◆ **Given request**
Scan the listing that follows and report how many lines contain "abundant". Write the number alone.

== == ==

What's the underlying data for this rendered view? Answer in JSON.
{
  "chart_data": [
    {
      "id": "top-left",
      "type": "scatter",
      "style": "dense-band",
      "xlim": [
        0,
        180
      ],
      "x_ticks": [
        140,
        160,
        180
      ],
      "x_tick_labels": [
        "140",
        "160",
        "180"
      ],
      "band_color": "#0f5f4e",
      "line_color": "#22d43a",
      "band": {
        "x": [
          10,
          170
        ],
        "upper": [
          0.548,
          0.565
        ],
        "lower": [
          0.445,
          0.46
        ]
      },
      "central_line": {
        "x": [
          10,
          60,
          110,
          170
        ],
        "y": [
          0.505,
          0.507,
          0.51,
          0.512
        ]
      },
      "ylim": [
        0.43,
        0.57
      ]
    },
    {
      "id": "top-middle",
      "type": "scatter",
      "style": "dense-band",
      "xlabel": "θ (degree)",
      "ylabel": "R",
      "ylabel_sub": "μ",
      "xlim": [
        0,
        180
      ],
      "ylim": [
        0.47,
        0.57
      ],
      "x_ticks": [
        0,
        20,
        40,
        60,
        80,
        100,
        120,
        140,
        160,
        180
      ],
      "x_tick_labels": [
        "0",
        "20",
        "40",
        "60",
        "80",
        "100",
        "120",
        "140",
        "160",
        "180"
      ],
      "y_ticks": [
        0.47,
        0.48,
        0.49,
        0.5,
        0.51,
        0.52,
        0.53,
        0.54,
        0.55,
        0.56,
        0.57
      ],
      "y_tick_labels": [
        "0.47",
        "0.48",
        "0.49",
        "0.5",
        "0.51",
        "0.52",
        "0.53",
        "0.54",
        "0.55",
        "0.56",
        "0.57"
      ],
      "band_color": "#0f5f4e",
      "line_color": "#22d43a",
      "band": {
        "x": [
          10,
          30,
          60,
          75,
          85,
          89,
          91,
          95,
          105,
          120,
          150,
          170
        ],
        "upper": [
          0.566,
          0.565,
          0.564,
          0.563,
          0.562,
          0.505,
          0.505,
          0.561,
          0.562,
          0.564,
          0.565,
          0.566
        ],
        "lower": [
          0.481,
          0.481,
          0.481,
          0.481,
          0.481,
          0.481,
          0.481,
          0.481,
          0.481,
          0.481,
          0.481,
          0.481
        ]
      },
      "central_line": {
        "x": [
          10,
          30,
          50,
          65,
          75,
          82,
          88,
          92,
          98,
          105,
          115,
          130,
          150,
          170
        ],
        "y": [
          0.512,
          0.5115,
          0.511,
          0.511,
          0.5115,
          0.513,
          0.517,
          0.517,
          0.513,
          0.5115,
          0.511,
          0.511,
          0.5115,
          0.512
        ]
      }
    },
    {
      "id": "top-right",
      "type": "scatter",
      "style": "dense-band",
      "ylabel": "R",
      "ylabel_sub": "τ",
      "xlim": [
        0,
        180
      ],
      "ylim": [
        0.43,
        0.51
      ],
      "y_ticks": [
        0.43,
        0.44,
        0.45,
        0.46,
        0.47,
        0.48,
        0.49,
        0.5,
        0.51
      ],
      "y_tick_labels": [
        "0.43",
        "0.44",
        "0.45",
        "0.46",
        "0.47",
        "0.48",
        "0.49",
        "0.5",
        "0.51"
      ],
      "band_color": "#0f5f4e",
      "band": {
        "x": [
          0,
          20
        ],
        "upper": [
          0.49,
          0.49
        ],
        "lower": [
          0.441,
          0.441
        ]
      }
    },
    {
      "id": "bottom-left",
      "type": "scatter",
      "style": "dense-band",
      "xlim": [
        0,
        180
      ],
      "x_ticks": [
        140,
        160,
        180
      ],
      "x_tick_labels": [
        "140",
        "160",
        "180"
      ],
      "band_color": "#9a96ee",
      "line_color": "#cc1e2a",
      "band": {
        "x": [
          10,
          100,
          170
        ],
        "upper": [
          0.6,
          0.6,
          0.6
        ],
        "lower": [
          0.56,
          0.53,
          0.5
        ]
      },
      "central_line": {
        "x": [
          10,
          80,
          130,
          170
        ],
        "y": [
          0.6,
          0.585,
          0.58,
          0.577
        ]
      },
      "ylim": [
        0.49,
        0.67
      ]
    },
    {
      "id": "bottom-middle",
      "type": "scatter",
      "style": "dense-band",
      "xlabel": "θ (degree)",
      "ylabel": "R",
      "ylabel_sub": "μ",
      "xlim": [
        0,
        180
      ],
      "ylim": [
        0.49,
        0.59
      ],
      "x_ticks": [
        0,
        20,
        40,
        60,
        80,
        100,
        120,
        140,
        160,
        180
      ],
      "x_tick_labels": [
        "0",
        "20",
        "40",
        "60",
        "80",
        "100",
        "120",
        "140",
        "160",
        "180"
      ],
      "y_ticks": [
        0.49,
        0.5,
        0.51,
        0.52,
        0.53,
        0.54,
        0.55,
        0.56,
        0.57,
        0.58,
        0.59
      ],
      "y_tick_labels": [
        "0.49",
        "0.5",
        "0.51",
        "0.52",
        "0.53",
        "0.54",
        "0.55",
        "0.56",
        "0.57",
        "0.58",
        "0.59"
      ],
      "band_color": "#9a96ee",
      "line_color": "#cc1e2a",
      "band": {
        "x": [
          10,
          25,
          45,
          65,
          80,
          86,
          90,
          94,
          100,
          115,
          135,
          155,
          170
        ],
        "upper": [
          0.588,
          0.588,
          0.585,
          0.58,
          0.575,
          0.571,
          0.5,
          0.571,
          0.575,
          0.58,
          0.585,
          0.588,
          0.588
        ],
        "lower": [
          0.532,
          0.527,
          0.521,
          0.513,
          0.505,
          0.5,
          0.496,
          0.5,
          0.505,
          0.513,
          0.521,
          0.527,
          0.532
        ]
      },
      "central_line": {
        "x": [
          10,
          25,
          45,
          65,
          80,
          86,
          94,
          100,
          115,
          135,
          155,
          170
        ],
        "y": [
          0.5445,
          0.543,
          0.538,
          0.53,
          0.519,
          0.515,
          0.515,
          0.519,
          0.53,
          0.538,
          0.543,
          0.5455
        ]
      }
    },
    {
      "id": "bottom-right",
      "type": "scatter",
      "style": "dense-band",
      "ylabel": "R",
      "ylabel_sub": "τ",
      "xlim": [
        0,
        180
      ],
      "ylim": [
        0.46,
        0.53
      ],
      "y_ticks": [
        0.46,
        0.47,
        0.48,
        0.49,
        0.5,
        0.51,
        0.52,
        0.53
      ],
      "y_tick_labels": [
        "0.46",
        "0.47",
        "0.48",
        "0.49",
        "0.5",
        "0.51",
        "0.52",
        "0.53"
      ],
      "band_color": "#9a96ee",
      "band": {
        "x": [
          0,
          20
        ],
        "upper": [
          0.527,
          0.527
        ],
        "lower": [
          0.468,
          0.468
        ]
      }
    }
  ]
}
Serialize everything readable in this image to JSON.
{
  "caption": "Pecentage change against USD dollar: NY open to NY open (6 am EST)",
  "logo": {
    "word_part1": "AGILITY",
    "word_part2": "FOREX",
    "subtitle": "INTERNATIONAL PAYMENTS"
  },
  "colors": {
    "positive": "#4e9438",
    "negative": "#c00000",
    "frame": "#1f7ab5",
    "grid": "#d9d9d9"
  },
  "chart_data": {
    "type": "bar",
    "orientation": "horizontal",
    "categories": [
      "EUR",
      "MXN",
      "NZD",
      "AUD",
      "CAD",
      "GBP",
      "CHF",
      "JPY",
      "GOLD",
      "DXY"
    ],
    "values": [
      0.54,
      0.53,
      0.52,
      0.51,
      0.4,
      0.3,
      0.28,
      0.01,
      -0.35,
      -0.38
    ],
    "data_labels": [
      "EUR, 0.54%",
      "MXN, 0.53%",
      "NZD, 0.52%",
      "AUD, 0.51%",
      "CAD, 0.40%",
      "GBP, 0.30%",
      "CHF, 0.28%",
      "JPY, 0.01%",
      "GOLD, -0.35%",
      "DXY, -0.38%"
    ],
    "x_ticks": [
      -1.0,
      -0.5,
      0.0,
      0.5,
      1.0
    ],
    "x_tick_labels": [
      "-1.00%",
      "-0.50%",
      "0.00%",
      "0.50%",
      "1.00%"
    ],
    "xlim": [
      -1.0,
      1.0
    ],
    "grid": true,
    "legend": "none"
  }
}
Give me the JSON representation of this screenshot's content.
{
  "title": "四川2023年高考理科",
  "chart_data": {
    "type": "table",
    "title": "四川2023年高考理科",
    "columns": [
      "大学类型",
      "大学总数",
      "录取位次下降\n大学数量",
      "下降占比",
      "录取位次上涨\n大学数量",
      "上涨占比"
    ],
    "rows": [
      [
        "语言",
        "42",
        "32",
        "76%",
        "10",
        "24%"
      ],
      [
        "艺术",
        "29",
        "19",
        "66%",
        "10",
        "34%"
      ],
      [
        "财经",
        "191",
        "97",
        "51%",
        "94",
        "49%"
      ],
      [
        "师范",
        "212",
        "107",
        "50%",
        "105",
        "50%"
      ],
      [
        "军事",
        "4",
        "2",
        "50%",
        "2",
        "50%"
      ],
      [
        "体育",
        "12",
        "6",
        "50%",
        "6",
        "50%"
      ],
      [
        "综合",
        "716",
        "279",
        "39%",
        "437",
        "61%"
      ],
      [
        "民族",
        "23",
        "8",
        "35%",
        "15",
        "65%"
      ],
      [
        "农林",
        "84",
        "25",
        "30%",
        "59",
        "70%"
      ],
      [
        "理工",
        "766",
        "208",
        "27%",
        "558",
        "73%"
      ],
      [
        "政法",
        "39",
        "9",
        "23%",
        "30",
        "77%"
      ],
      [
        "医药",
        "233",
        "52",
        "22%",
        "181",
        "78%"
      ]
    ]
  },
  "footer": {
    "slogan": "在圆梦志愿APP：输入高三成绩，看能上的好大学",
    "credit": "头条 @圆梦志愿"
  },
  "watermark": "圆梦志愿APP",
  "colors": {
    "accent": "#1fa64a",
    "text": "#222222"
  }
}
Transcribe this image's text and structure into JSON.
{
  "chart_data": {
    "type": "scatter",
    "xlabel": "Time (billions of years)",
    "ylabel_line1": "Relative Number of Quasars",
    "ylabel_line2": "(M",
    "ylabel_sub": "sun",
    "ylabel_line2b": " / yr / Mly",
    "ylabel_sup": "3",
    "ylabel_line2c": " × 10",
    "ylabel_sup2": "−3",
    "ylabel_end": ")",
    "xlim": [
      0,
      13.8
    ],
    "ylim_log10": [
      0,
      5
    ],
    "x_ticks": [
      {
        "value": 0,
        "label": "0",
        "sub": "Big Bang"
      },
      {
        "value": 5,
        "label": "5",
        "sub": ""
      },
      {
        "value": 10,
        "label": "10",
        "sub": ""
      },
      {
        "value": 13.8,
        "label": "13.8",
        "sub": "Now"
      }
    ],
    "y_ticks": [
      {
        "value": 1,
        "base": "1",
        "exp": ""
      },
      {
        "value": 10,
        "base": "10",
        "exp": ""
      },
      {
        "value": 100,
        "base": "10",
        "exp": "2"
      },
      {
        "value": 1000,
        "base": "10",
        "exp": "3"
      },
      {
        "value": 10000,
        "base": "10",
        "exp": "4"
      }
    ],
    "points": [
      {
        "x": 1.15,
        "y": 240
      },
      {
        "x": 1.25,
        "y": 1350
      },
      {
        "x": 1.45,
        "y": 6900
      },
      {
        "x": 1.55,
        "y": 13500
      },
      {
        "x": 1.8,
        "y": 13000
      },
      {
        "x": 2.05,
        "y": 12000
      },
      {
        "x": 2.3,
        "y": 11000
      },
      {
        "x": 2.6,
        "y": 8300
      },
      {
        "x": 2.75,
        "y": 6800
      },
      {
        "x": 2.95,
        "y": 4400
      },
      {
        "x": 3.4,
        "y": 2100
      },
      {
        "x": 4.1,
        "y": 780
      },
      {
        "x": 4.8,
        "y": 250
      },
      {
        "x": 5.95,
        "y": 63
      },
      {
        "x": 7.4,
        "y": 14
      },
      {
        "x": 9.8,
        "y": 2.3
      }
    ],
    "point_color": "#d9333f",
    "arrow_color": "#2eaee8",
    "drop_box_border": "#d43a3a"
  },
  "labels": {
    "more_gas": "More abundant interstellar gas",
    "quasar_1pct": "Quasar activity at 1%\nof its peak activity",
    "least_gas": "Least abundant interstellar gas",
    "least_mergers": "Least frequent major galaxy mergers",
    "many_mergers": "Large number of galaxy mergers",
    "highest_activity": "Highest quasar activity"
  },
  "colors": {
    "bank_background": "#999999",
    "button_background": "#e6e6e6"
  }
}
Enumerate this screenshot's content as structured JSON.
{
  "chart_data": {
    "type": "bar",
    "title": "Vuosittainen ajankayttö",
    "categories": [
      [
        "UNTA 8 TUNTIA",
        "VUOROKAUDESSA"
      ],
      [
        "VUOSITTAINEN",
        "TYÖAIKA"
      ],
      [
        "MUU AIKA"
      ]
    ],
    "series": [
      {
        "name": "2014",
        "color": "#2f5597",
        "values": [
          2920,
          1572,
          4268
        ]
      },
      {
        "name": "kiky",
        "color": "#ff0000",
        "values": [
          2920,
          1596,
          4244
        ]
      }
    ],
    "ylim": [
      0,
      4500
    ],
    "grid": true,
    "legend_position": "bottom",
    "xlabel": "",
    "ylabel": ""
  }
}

== == ==

◆ **Task answer**
2